State how many lines of the listing below include the word "Domnului". Give only the number.

[START]

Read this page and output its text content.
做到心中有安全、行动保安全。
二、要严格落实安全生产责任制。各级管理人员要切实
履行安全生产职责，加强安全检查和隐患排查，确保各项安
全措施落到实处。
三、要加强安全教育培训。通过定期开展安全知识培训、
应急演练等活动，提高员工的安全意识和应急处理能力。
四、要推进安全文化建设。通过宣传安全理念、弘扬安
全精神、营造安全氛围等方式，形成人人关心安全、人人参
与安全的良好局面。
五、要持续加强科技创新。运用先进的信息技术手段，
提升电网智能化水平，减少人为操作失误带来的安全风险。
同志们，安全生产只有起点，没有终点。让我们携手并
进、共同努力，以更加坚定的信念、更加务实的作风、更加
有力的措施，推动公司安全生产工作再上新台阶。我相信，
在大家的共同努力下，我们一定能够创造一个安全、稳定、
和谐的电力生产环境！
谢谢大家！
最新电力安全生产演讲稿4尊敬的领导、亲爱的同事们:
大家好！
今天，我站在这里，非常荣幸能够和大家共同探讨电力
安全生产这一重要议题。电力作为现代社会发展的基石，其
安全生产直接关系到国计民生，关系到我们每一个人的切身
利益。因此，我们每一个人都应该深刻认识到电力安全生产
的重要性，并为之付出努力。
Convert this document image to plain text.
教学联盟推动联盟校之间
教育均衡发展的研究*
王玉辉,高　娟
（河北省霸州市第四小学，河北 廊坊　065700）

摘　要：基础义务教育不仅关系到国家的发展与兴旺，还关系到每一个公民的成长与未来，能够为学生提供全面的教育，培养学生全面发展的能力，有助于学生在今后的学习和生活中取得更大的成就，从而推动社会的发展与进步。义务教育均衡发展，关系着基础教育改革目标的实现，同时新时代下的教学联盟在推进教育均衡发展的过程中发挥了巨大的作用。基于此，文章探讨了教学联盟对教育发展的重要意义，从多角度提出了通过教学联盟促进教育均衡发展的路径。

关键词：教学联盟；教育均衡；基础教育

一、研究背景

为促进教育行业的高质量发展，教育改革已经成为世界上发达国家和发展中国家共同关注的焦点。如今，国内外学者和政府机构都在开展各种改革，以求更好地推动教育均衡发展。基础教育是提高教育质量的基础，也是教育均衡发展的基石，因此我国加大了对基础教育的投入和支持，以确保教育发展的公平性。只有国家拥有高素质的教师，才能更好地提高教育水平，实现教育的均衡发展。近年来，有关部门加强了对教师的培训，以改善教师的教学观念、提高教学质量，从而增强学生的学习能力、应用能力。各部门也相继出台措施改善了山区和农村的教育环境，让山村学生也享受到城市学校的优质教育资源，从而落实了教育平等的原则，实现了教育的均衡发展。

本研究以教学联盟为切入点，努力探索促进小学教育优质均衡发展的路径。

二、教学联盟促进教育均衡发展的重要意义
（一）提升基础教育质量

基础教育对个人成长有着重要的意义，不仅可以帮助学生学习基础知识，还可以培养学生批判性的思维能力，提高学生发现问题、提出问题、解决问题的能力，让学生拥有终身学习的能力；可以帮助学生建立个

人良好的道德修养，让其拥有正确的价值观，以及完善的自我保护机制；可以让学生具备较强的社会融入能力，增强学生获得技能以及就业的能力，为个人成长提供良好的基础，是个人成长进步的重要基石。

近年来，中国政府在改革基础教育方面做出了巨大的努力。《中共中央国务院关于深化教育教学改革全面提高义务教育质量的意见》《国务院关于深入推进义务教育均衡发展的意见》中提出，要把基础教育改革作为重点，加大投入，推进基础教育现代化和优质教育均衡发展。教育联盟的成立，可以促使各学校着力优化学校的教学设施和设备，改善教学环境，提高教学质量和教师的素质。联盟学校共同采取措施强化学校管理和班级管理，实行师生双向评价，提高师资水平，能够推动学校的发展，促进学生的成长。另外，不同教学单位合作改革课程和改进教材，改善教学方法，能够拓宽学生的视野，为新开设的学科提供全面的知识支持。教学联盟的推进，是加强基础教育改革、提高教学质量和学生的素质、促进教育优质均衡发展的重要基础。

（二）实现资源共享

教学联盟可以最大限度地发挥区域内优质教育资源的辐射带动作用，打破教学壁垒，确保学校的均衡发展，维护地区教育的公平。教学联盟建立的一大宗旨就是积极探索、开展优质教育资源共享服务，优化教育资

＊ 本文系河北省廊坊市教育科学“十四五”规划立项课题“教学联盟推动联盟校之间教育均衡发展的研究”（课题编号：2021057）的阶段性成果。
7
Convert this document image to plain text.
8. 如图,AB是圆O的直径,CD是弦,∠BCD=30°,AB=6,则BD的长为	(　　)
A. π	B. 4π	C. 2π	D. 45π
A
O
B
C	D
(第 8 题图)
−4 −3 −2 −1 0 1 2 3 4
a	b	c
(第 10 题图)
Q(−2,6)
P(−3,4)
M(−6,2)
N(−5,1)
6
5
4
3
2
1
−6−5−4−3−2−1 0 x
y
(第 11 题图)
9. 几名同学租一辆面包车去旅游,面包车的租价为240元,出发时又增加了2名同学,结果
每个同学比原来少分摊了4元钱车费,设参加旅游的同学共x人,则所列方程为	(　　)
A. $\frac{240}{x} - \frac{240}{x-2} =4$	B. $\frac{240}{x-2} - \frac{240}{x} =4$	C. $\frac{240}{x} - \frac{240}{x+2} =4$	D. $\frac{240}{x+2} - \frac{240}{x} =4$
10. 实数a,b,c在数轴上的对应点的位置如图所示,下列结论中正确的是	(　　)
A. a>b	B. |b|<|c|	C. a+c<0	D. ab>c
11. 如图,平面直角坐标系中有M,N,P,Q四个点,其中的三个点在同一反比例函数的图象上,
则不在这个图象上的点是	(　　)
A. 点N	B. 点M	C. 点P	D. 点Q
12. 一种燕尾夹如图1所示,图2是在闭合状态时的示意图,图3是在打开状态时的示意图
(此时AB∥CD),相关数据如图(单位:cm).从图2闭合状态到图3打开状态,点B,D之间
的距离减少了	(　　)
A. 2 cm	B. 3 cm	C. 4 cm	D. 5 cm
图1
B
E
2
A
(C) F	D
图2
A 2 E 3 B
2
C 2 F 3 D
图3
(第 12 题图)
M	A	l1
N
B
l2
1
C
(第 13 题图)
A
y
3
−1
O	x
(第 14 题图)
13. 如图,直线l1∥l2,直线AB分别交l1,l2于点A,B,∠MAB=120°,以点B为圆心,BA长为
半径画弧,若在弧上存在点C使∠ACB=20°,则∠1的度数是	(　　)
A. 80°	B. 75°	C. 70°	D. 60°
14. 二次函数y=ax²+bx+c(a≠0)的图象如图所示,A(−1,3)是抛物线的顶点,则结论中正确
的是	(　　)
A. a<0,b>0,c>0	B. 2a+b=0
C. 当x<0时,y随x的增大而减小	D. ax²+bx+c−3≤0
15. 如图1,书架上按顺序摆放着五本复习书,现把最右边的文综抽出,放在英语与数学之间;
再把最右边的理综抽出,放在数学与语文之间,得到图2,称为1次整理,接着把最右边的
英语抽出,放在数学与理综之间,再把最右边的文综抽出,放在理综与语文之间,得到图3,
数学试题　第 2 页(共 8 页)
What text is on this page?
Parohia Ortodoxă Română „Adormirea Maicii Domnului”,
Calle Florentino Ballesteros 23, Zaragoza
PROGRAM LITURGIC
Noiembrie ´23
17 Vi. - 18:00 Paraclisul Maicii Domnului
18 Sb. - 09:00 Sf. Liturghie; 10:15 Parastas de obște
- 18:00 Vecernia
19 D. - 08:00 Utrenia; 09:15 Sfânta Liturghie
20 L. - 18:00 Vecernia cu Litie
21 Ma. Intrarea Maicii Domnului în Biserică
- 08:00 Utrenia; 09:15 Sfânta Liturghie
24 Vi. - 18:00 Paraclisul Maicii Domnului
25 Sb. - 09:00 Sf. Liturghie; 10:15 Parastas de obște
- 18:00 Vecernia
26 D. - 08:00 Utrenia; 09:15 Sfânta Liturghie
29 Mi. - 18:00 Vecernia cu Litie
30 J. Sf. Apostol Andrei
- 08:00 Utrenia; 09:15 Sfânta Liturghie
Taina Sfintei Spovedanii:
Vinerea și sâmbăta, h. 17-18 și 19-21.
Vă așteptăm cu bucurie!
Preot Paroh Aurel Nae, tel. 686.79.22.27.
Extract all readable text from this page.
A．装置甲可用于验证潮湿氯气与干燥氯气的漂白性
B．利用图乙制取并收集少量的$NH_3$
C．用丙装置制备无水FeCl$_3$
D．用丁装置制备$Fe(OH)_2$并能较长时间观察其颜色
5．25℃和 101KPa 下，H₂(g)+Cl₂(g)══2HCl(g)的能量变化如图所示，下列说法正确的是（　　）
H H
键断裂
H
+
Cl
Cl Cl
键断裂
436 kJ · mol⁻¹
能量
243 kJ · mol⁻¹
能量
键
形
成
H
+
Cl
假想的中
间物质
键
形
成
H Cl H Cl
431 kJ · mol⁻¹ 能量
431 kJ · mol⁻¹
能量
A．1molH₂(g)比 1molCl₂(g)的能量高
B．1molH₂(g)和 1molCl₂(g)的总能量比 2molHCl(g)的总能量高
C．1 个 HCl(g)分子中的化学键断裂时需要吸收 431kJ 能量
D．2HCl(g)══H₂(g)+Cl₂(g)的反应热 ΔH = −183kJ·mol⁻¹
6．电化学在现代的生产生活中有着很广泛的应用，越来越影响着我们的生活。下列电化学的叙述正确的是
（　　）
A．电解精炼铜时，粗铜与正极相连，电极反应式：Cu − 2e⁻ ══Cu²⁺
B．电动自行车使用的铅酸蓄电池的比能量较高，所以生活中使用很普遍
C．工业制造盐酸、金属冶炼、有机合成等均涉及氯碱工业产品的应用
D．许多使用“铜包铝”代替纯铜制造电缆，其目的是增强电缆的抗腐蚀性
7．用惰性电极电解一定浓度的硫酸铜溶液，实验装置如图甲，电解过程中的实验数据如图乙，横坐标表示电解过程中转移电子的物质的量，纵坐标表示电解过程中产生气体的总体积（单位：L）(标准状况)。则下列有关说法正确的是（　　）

[END]

■ Finished exercise ■
4